### WHAT YOU NEED TO DO
From the listing below, select every line where the word "right" appears.

# Start of DATA TO USE

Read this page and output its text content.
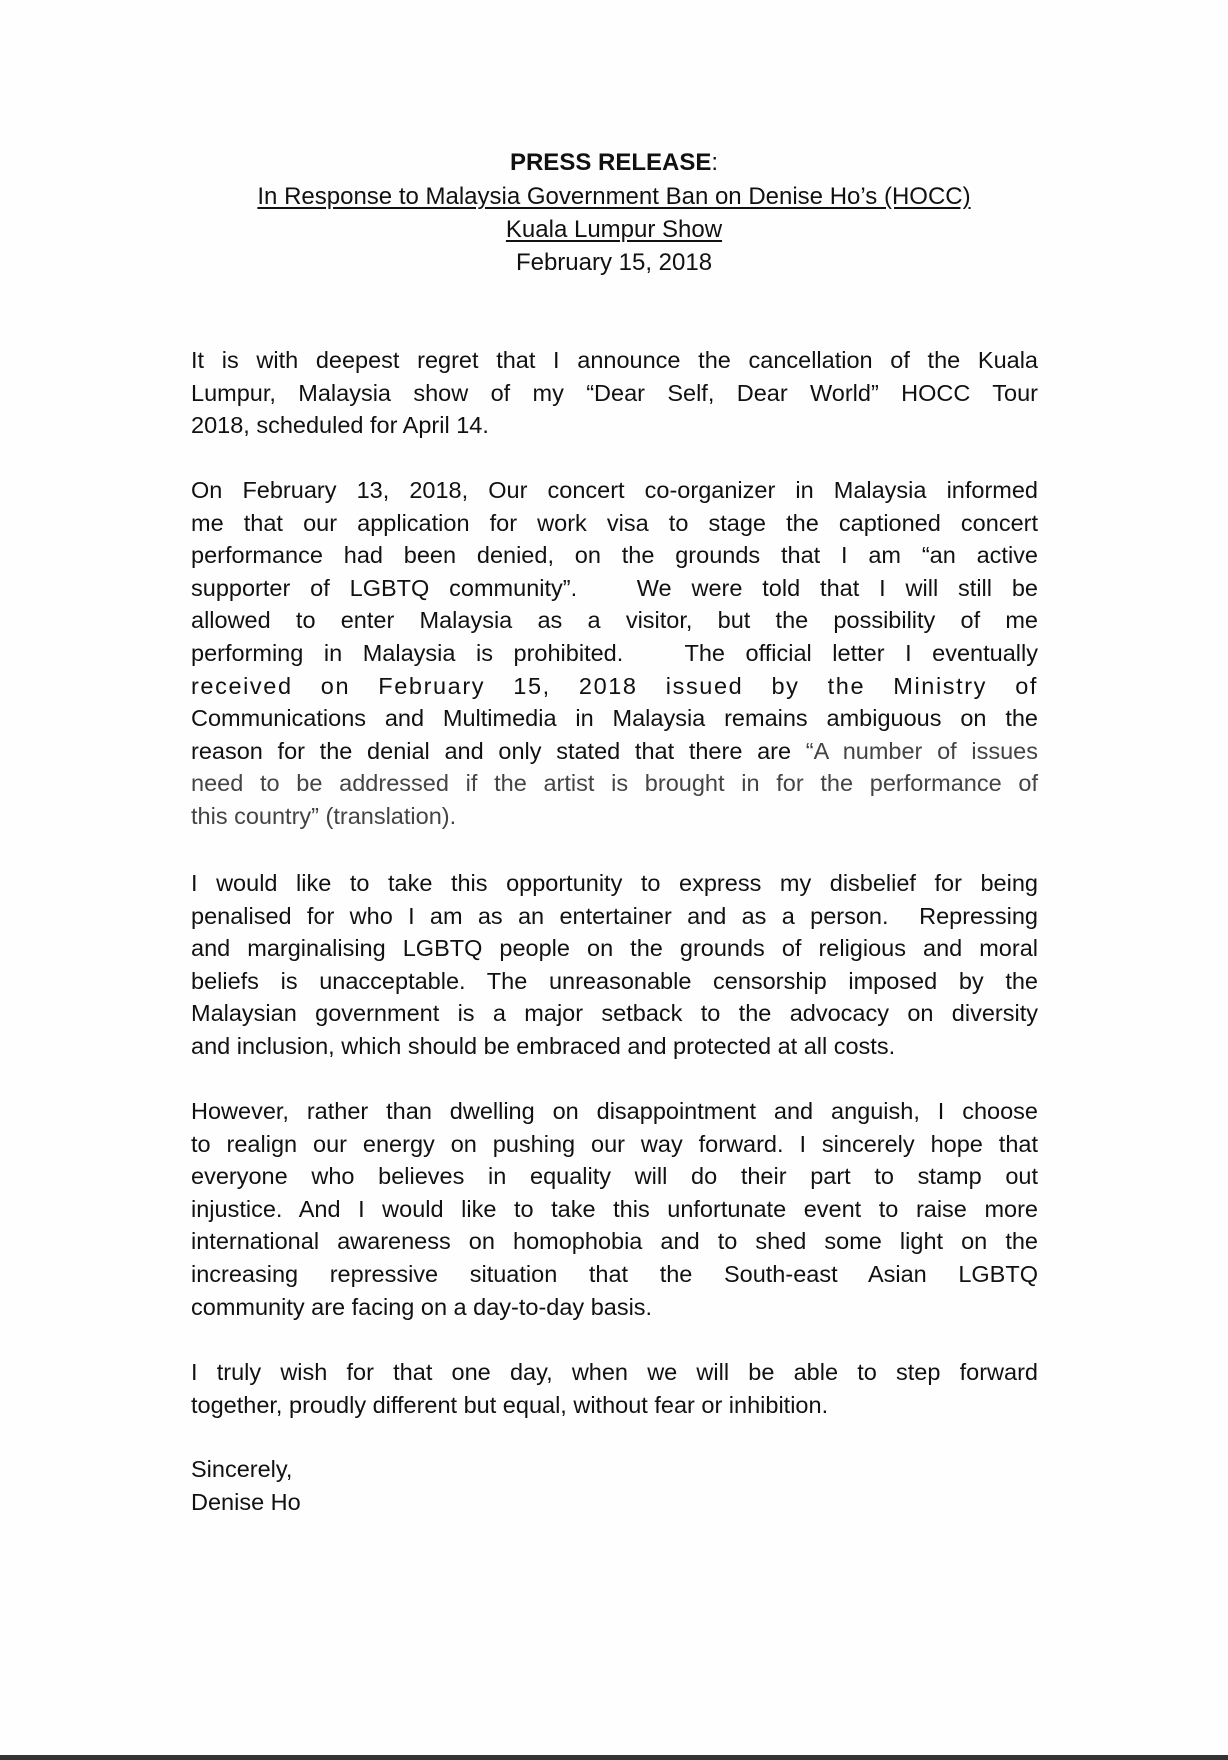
PRESS RELEASE:
In Response to Malaysia Government Ban on Denise Ho’s (HOCC)
Kuala Lumpur Show
February 15, 2018
It is with deepest regret that I announce the cancellation of the Kuala
Lumpur, Malaysia show of my “Dear Self, Dear World” HOCC Tour
2018, scheduled for April 14.
On February 13, 2018, Our concert co-organizer in Malaysia informed
me that our application for work visa to stage the captioned concert
performance had been denied, on the grounds that I am “an active
supporter of LGBTQ community”.   We were told that I will still be
allowed to enter Malaysia as a visitor, but the possibility of me
performing in Malaysia is prohibited.   The official letter I eventually
received on February 15, 2018 issued by the Ministry of
Communications and Multimedia in Malaysia remains ambiguous on the
reason for the denial and only stated that there are “A number of issues
need to be addressed if the artist is brought in for the performance of
this country” (translation).
I would like to take this opportunity to express my disbelief for being
penalised for who I am as an entertainer and as a person.  Repressing
and marginalising LGBTQ people on the grounds of religious and moral
beliefs is unacceptable. The unreasonable censorship imposed by the
Malaysian government is a major setback to the advocacy on diversity
and inclusion, which should be embraced and protected at all costs.
However, rather than dwelling on disappointment and anguish, I choose
to realign our energy on pushing our way forward. I sincerely hope that
everyone who believes in equality will do their part to stamp out
injustice. And I would like to take this unfortunate event to raise more
international awareness on homophobia and to shed some light on the
increasing repressive situation that the South-east Asian LGBTQ
community are facing on a day-to-day basis.
I truly wish for that one day, when we will be able to step forward
together, proudly different but equal, without fear or inhibition.
Sincerely,
Denise Ho
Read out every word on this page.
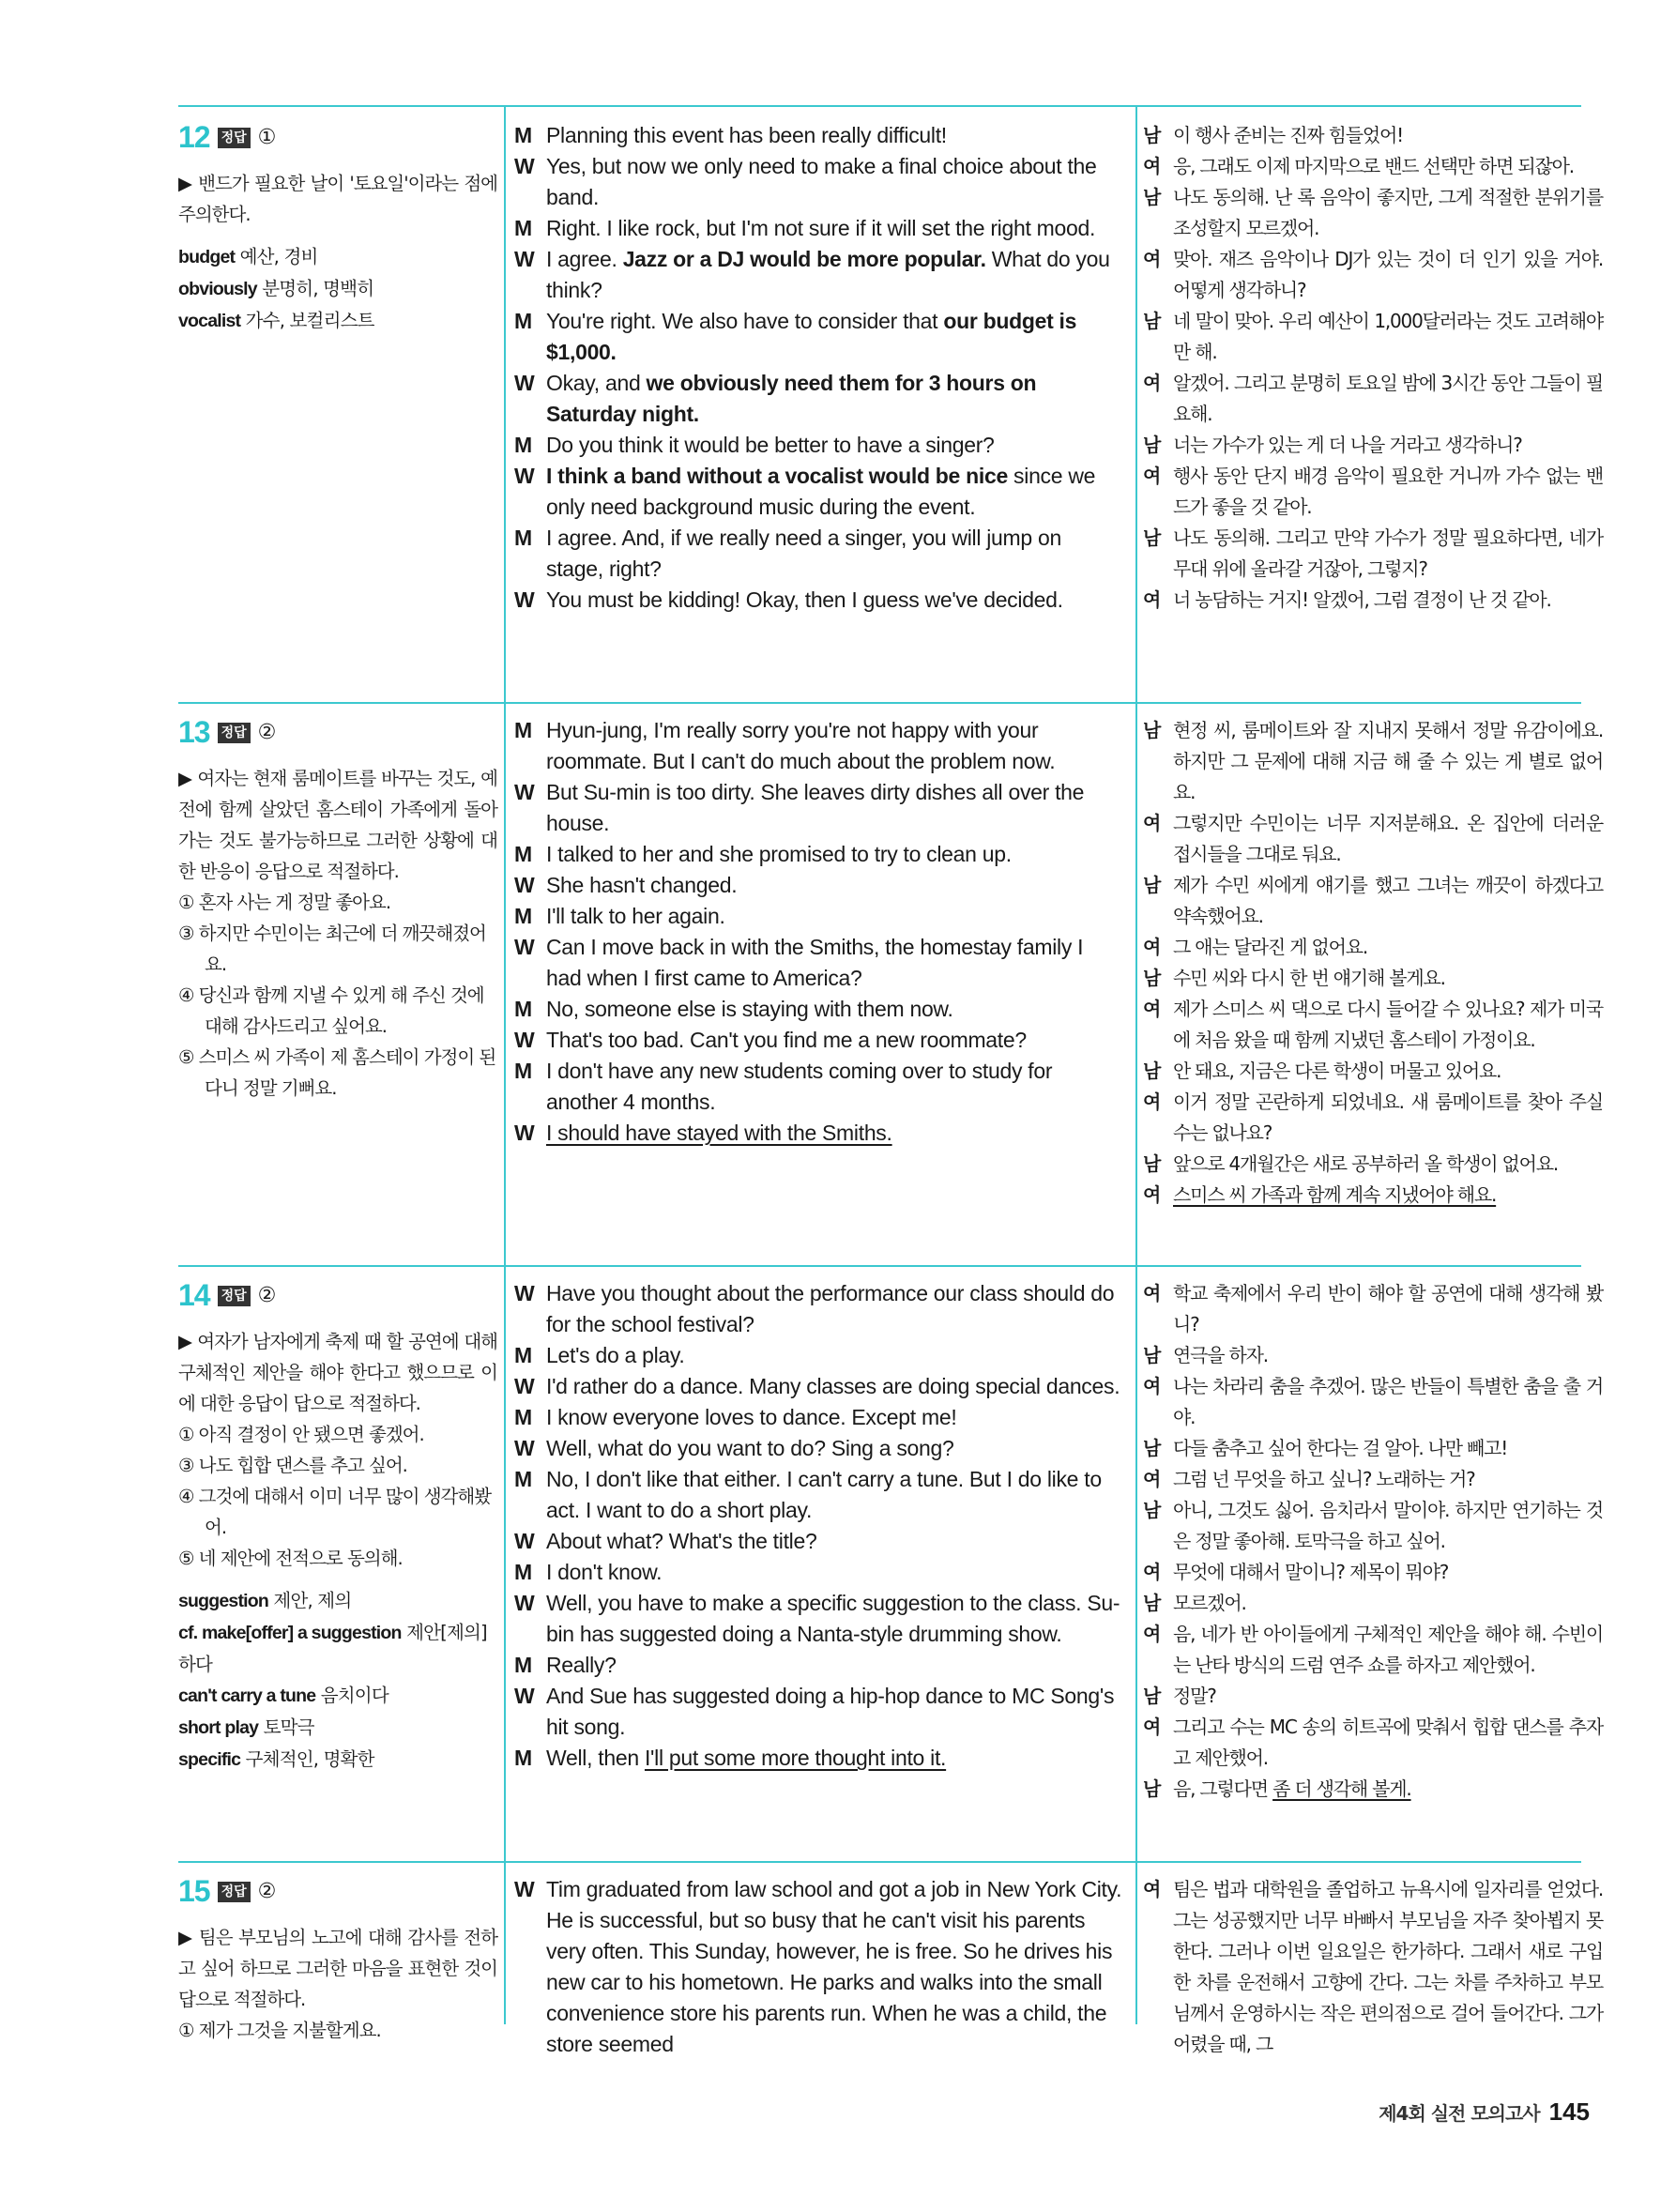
12 정답 ①
▶ 밴드가 필요한 날이 '토요일'이라는 점에 주의한다.
budget 예산, 경비
obviously 분명히, 명백히
vocalist 가수, 보컬리스트
M Planning this event has been really difficult!
W Yes, but now we only need to make a final choice about the band.
M Right. I like rock, but I'm not sure if it will set the right mood.
W I agree. Jazz or a DJ would be more popular. What do you think?
M You're right. We also have to consider that our budget is $1,000.
W Okay, and we obviously need them for 3 hours on Saturday night.
M Do you think it would be better to have a singer?
W I think a band without a vocalist would be nice since we only need background music during the event.
M I agree. And, if we really need a singer, you will jump on stage, right?
W You must be kidding! Okay, then I guess we've decided.
남 이 행사 준비는 진짜 힘들었어!
여 응, 그래도 이제 마지막으로 밴드 선택만 하면 되잖아.
남 나도 동의해. 난 록 음악이 좋지만, 그게 적절한 분위기를 조성할지 모르겠어.
여 맞아. 재즈 음악이나 DJ가 있는 것이 더 인기 있을 거야. 어떻게 생각하니?
남 네 말이 맞아. 우리 예산이 1,000달러라는 것도 고려해야만 해.
여 알겠어. 그리고 분명히 토요일 밤에 3시간 동안 그들이 필요해.
남 너는 가수가 있는 게 더 나을 거라고 생각하니?
여 행사 동안 단지 배경 음악이 필요한 거니까 가수 없는 밴드가 좋을 것 같아.
남 나도 동의해. 그리고 만약 가수가 정말 필요하다면, 네가 무대 위에 올라갈 거잖아, 그렇지?
여 너 농담하는 거지! 알겠어, 그럼 결정이 난 것 같아.
13 정답 ②
▶ 여자는 현재 룸메이트를 바꾸는 것도, 예전에 함께 살았던 홈스테이 가족에게 돌아가는 것도 불가능하므로 그러한 상황에 대한 반응이 응답으로 적절하다.
① 혼자 사는 게 정말 좋아요.
③ 하지만 수민이는 최근에 더 깨끗해졌어요.
④ 당신과 함께 지낼 수 있게 해 주신 것에 대해 감사드리고 싶어요.
⑤ 스미스 씨 가족이 제 홈스테이 가정이 된다니 정말 기뻐요.
M Hyun-jung, I'm really sorry you're not happy with your roommate. But I can't do much about the problem now.
W But Su-min is too dirty. She leaves dirty dishes all over the house.
M I talked to her and she promised to try to clean up.
W She hasn't changed.
M I'll talk to her again.
W Can I move back in with the Smiths, the homestay family I had when I first came to America?
M No, someone else is staying with them now.
W That's too bad. Can't you find me a new roommate?
M I don't have any new students coming over to study for another 4 months.
W I should have stayed with the Smiths.
남 현정 씨, 룸메이트와 잘 지내지 못해서 정말 유감이에요. 하지만 그 문제에 대해 지금 해 줄 수 있는 게 별로 없어요.
여 그렇지만 수민이는 너무 지저분해요. 온 집안에 더러운 접시들을 그대로 둬요.
남 제가 수민 씨에게 얘기를 했고 그녀는 깨끗이 하겠다고 약속했어요.
여 그 애는 달라진 게 없어요.
남 수민 씨와 다시 한 번 얘기해 볼게요.
여 제가 스미스 씨 댁으로 다시 들어갈 수 있나요? 제가 미국에 처음 왔을 때 함께 지냈던 홈스테이 가정이요.
남 안 돼요, 지금은 다른 학생이 머물고 있어요.
여 이거 정말 곤란하게 되었네요. 새 룸메이트를 찾아 주실 수는 없나요?
남 앞으로 4개월간은 새로 공부하러 올 학생이 없어요.
여 스미스 씨 가족과 함께 계속 지냈어야 해요.
14 정답 ②
▶ 여자가 남자에게 축제 때 할 공연에 대해 구체적인 제안을 해야 한다고 했으므로 이에 대한 응답이 답으로 적절하다.
① 아직 결정이 안 됐으면 좋겠어.
③ 나도 힙합 댄스를 추고 싶어.
④ 그것에 대해서 이미 너무 많이 생각해봤어.
⑤ 네 제안에 전적으로 동의해.
suggestion 제안, 제의
cf. make[offer] a suggestion 제안[제의]하다
can't carry a tune 음치이다
short play 토막극
specific 구체적인, 명확한
W Have you thought about the performance our class should do for the school festival?
M Let's do a play.
W I'd rather do a dance. Many classes are doing special dances.
M I know everyone loves to dance. Except me!
W Well, what do you want to do? Sing a song?
M No, I don't like that either. I can't carry a tune. But I do like to act. I want to do a short play.
W About what? What's the title?
M I don't know.
W Well, you have to make a specific suggestion to the class. Su-bin has suggested doing a Nanta-style drumming show.
M Really?
W And Sue has suggested doing a hip-hop dance to MC Song's hit song.
M Well, then I'll put some more thought into it.
여 학교 축제에서 우리 반이 해야 할 공연에 대해 생각해 봤니?
남 연극을 하자.
여 나는 차라리 춤을 추겠어. 많은 반들이 특별한 춤을 출 거야.
남 다들 춤추고 싶어 한다는 걸 알아. 나만 빼고!
여 그럼 넌 무엇을 하고 싶니? 노래하는 거?
남 아니, 그것도 싫어. 음치라서 말이야. 하지만 연기하는 것은 정말 좋아해. 토막극을 하고 싶어.
여 무엇에 대해서 말이니? 제목이 뭐야?
남 모르겠어.
여 음, 네가 반 아이들에게 구체적인 제안을 해야 해. 수빈이는 난타 방식의 드럼 연주 쇼를 하자고 제안했어.
남 정말?
여 그리고 수는 MC 송의 히트곡에 맞춰서 힙합 댄스를 추자고 제안했어.
남 음, 그렇다면 좀 더 생각해 볼게.
15 정답 ②
▶ 팀은 부모님의 노고에 대해 감사를 전하고 싶어 하므로 그러한 마음을 표현한 것이 답으로 적절하다.
① 제가 그것을 지불할게요.
W Tim graduated from law school and got a job in New York City. He is successful, but so busy that he can't visit his parents very often. This Sunday, however, he is free. So he drives his new car to his hometown. He parks and walks into the small convenience store his parents run. When he was a child, the store seemed
여 팀은 법과 대학원을 졸업하고 뉴욕시에 일자리를 얻었다. 그는 성공했지만 너무 바빠서 부모님을 자주 찾아뵙지 못한다. 그러나 이번 일요일은 한가하다. 그래서 새로 구입한 차를 운전해서 고향에 간다. 그는 차를 주차하고 부모님께서 운영하시는 작은 편의점으로 걸어 들어간다. 그가 어렸을 때, 그
제4회 실전 모의고사 145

# End of DATA TO USE

### SOLUTION TO THE EXERCISE
M Right. I like rock, but I'm not sure if it will set the right mood.
M You're right. We also have to consider that our budget is $1,000.
M I agree. And, if we really need a singer, you will jump on stage, right?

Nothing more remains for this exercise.